= Dataset content =
** start **
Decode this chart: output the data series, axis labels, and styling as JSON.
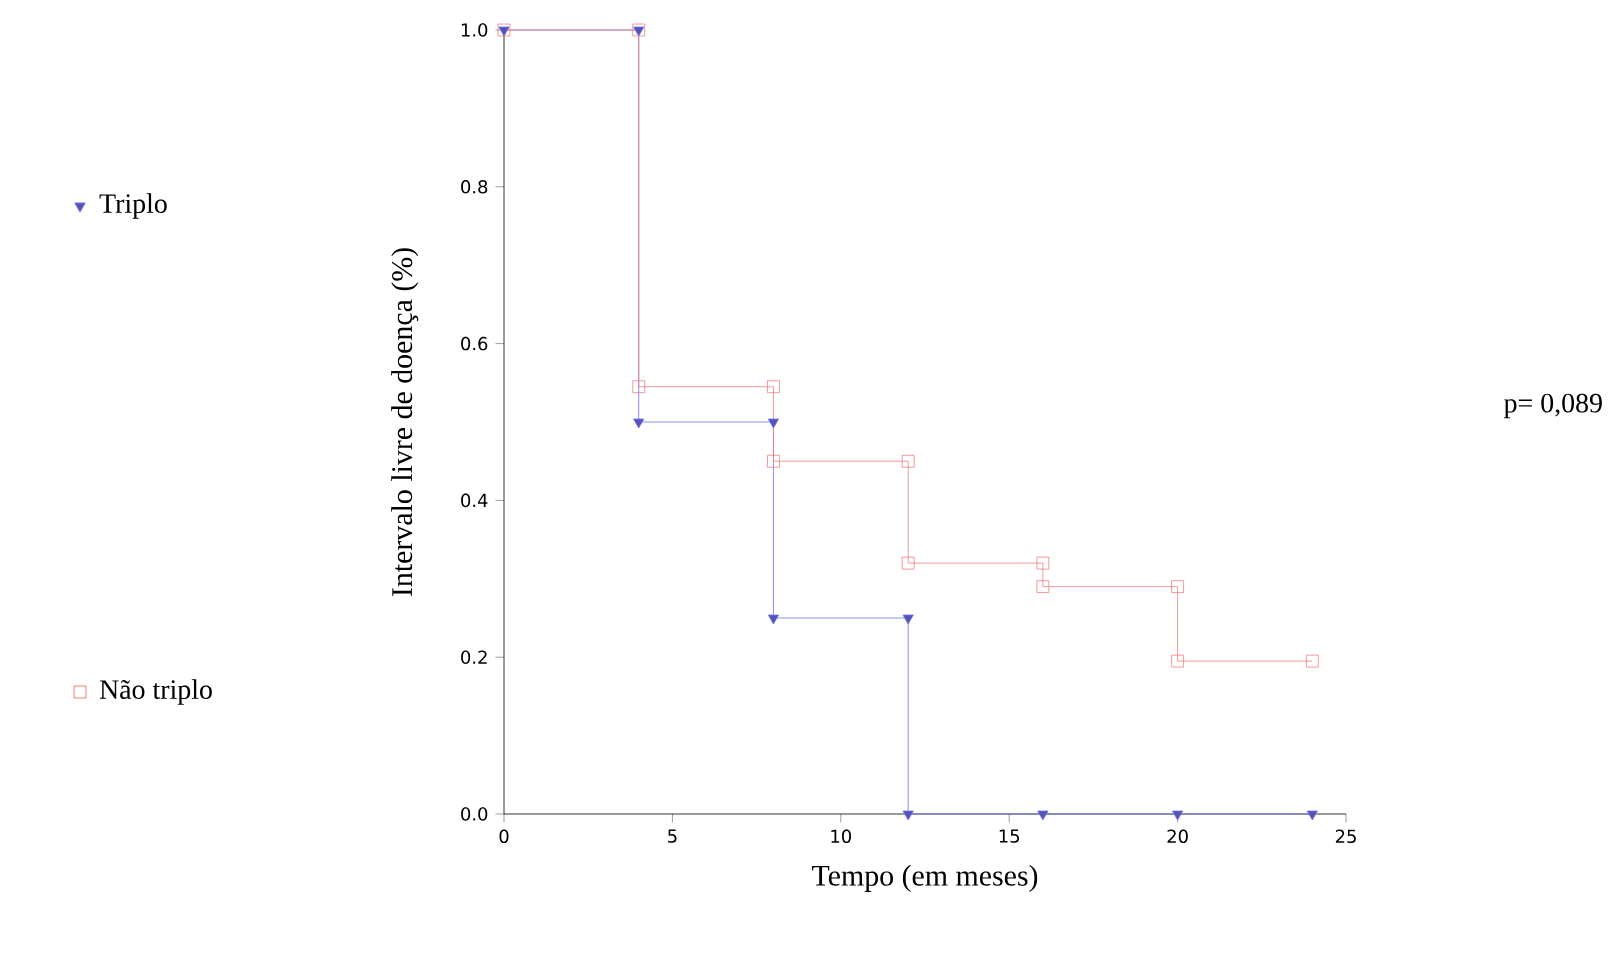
{
  "chart_data": {
    "type": "line",
    "xlabel": "Tempo (em meses)",
    "ylabel": "Intervalo livre de doença (%)",
    "series": [
      {
        "name": "Triplo",
        "color": "#7070f0",
        "marker": "triangle",
        "x": [
          0,
          4,
          4,
          8,
          8,
          12,
          12,
          16,
          20,
          24
        ],
        "values": [
          1.0,
          1.0,
          0.5,
          0.5,
          0.25,
          0.25,
          0,
          0,
          0,
          0
        ]
      },
      {
        "name": "Não triplo",
        "color": "#f08080",
        "marker": "square",
        "x": [
          0,
          4,
          4,
          8,
          8,
          12,
          12,
          16,
          16,
          20,
          20,
          24
        ],
        "values": [
          1.0,
          1.0,
          0.545,
          0.545,
          0.45,
          0.45,
          0.32,
          0.32,
          0.29,
          0.29,
          0.195,
          0.195
        ]
      }
    ],
    "xlim": [
      0,
      25
    ],
    "xticks": [
      0,
      5,
      10,
      15,
      20,
      25
    ],
    "ylim": [
      0,
      1
    ],
    "yticks": [
      {
        "value": 0,
        "label": "0.0"
      },
      {
        "value": 0.2,
        "label": "0.2"
      },
      {
        "value": 0.4,
        "label": "0.4"
      },
      {
        "value": 0.6,
        "label": "0.6"
      },
      {
        "value": 0.8,
        "label": "0.8"
      },
      {
        "value": 1,
        "label": "1.0"
      }
    ],
    "legend": "left",
    "grid": false,
    "annotations": [
      "p= 0,089"
    ]
  }
}
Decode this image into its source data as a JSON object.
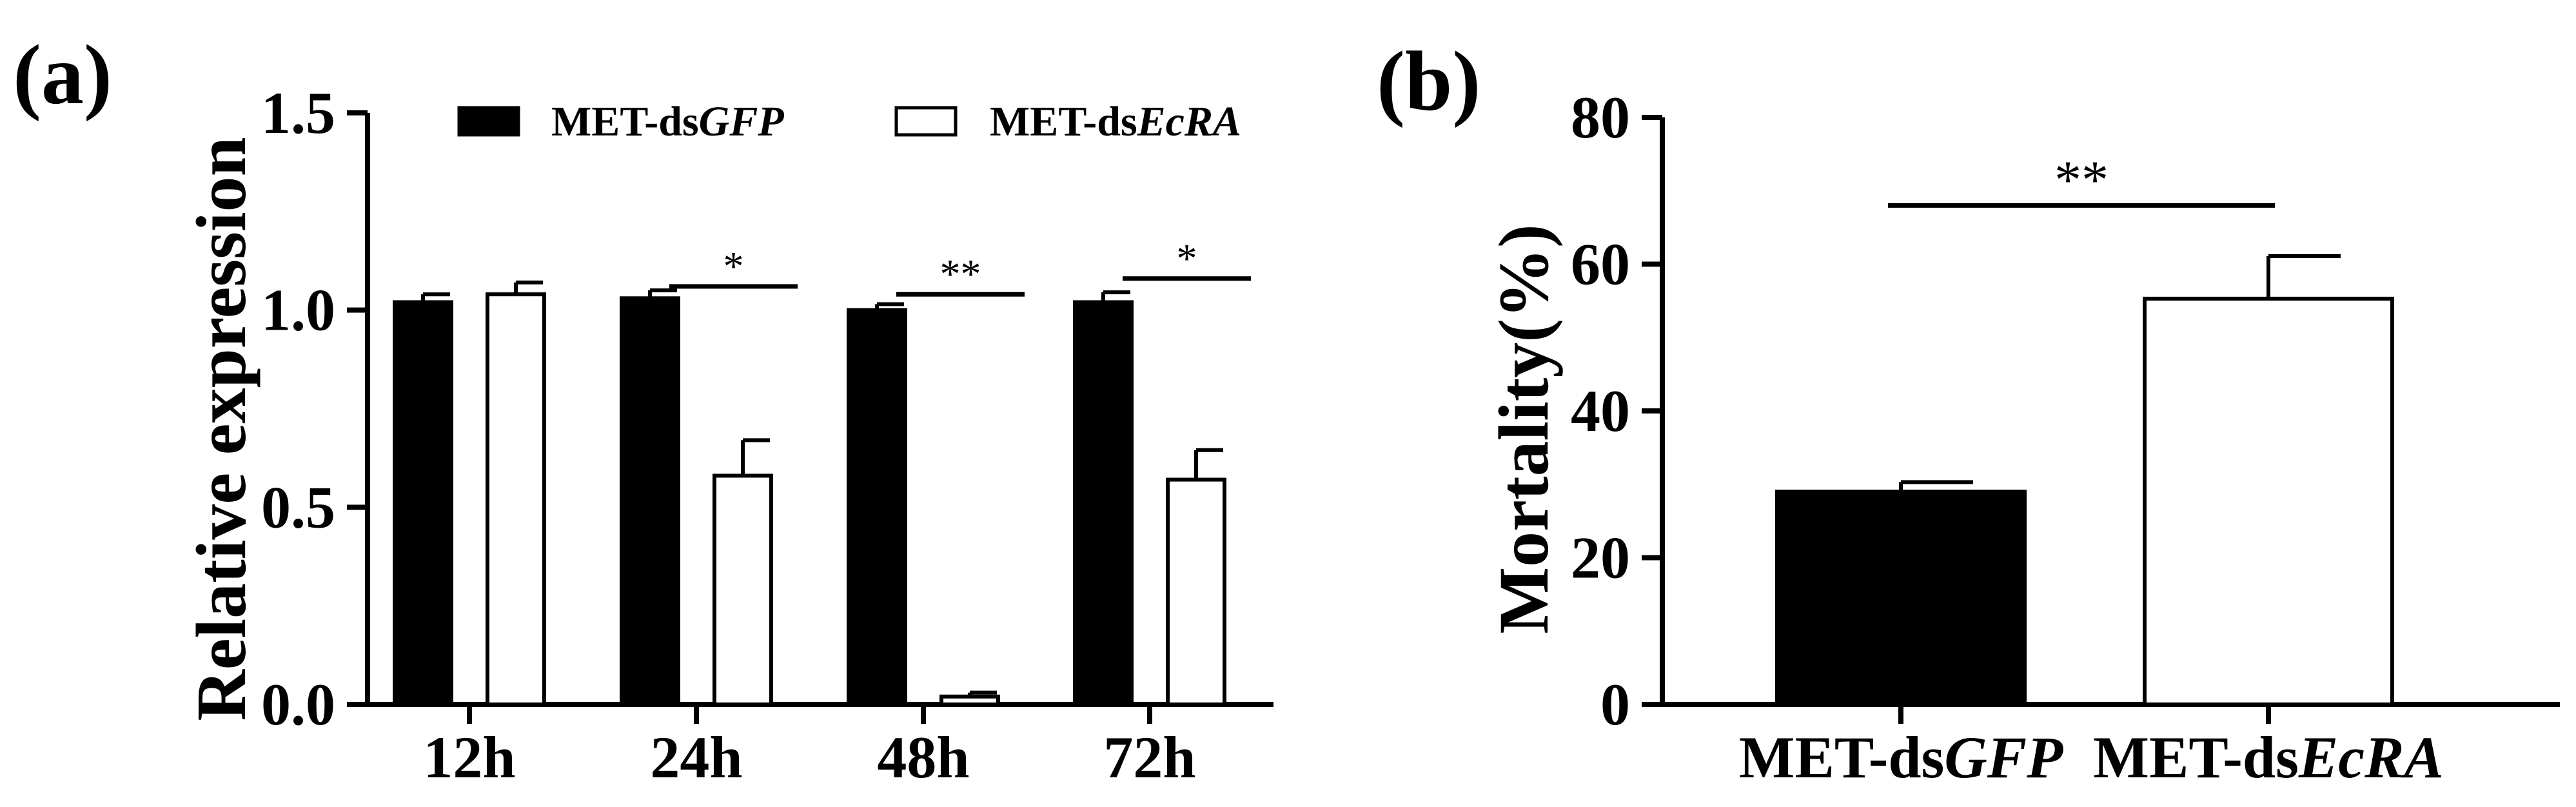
{
  "figure": {
    "panels": [
      {
        "id": "a",
        "label": "(a)",
        "chart_data": {
          "type": "bar",
          "title": "",
          "xlabel": "",
          "ylabel": "Relative expression",
          "ylim": [
            0,
            1.5
          ],
          "yticks": [
            "0.0",
            "0.5",
            "1.0",
            "1.5"
          ],
          "categories": [
            "12h",
            "24h",
            "48h",
            "72h"
          ],
          "grid": false,
          "legend_position": "top",
          "series": [
            {
              "name_prefix": "MET-ds",
              "name_gene": "GFP",
              "fill": "#000000",
              "values": [
                1.02,
                1.03,
                1.0,
                1.02
              ],
              "errors": [
                0.02,
                0.02,
                0.015,
                0.025
              ]
            },
            {
              "name_prefix": "MET-ds",
              "name_gene": "EcRA",
              "fill": "#ffffff",
              "values": [
                1.04,
                0.58,
                0.02,
                0.57
              ],
              "errors": [
                0.03,
                0.09,
                0.01,
                0.075
              ]
            }
          ],
          "annotations": [
            {
              "category_index": 1,
              "text": "*",
              "y": 1.06
            },
            {
              "category_index": 2,
              "text": "**",
              "y": 1.04
            },
            {
              "category_index": 3,
              "text": "*",
              "y": 1.08
            }
          ]
        }
      },
      {
        "id": "b",
        "label": "(b)",
        "chart_data": {
          "type": "bar",
          "title": "",
          "xlabel": "",
          "ylabel": "Mortality(%)",
          "ylim": [
            0,
            80
          ],
          "yticks": [
            "0",
            "20",
            "40",
            "60",
            "80"
          ],
          "grid": false,
          "categories": [
            {
              "prefix": "MET-ds",
              "gene": "GFP"
            },
            {
              "prefix": "MET-ds",
              "gene": "EcRA"
            }
          ],
          "values": [
            29,
            55.3
          ],
          "errors": [
            1.3,
            5.8
          ],
          "fills": [
            "#000000",
            "#ffffff"
          ],
          "annotations": [
            {
              "text": "**",
              "y": 68
            }
          ]
        }
      }
    ]
  }
}
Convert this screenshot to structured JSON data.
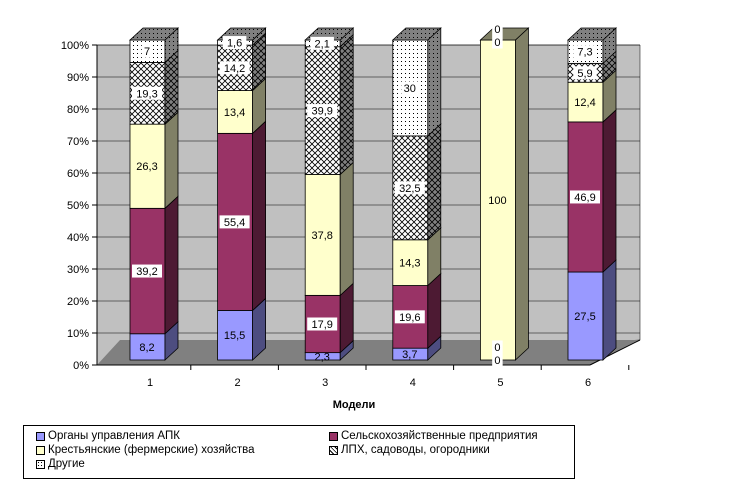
{
  "chart_data": {
    "type": "bar",
    "stacked": true,
    "percent": true,
    "title": "",
    "xlabel": "Модели",
    "ylabel": "",
    "ylim": [
      0,
      100
    ],
    "yticks": [
      "0%",
      "10%",
      "20%",
      "30%",
      "40%",
      "50%",
      "60%",
      "70%",
      "80%",
      "90%",
      "100%"
    ],
    "categories": [
      "1",
      "2",
      "3",
      "4",
      "5",
      "6"
    ],
    "grid": true,
    "legend_position": "bottom",
    "series": [
      {
        "name": "Органы управления АПК",
        "color": "#9999ff",
        "side": "#4d4d80",
        "pattern": "solid",
        "values": [
          8.2,
          15.5,
          2.3,
          3.7,
          0,
          27.5
        ],
        "labels": [
          "8,2",
          "15,5",
          "2,3",
          "3,7",
          "0",
          "27,5"
        ]
      },
      {
        "name": "Сельскохозяйственные предприятия",
        "color": "#993366",
        "side": "#4d1a33",
        "pattern": "solid",
        "values": [
          39.2,
          55.4,
          17.9,
          19.6,
          0,
          46.9
        ],
        "labels": [
          "39,2",
          "55,4",
          "17,9",
          "19,6",
          "0",
          "46,9"
        ]
      },
      {
        "name": "Крестьянские (фермерские) хозяйства",
        "color": "#ffffcc",
        "side": "#808066",
        "pattern": "solid",
        "values": [
          26.3,
          13.4,
          37.8,
          14.3,
          100,
          12.4
        ],
        "labels": [
          "26,3",
          "13,4",
          "37,8",
          "14,3",
          "100",
          "12,4"
        ]
      },
      {
        "name": "ЛПХ, садоводы, огородники",
        "color": "#ffffff",
        "side": "#808080",
        "pattern": "crosshatch",
        "values": [
          19.3,
          14.2,
          39.9,
          32.5,
          0,
          5.9
        ],
        "labels": [
          "19,3",
          "14,2",
          "39,9",
          "32,5",
          "0",
          "5,9"
        ]
      },
      {
        "name": "Другие",
        "color": "#ffffff",
        "side": "#808080",
        "pattern": "dots",
        "values": [
          7,
          1.6,
          2.1,
          30,
          0,
          7.3
        ],
        "labels": [
          "7",
          "1,6",
          "2,1",
          "30",
          "0",
          "7,3"
        ]
      }
    ]
  }
}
** end **
= What is required =
Write out every line of the preceding listing that contains "true".

= Result for this exercise =
    "stacked": true,
    "percent": true,
    "grid": true,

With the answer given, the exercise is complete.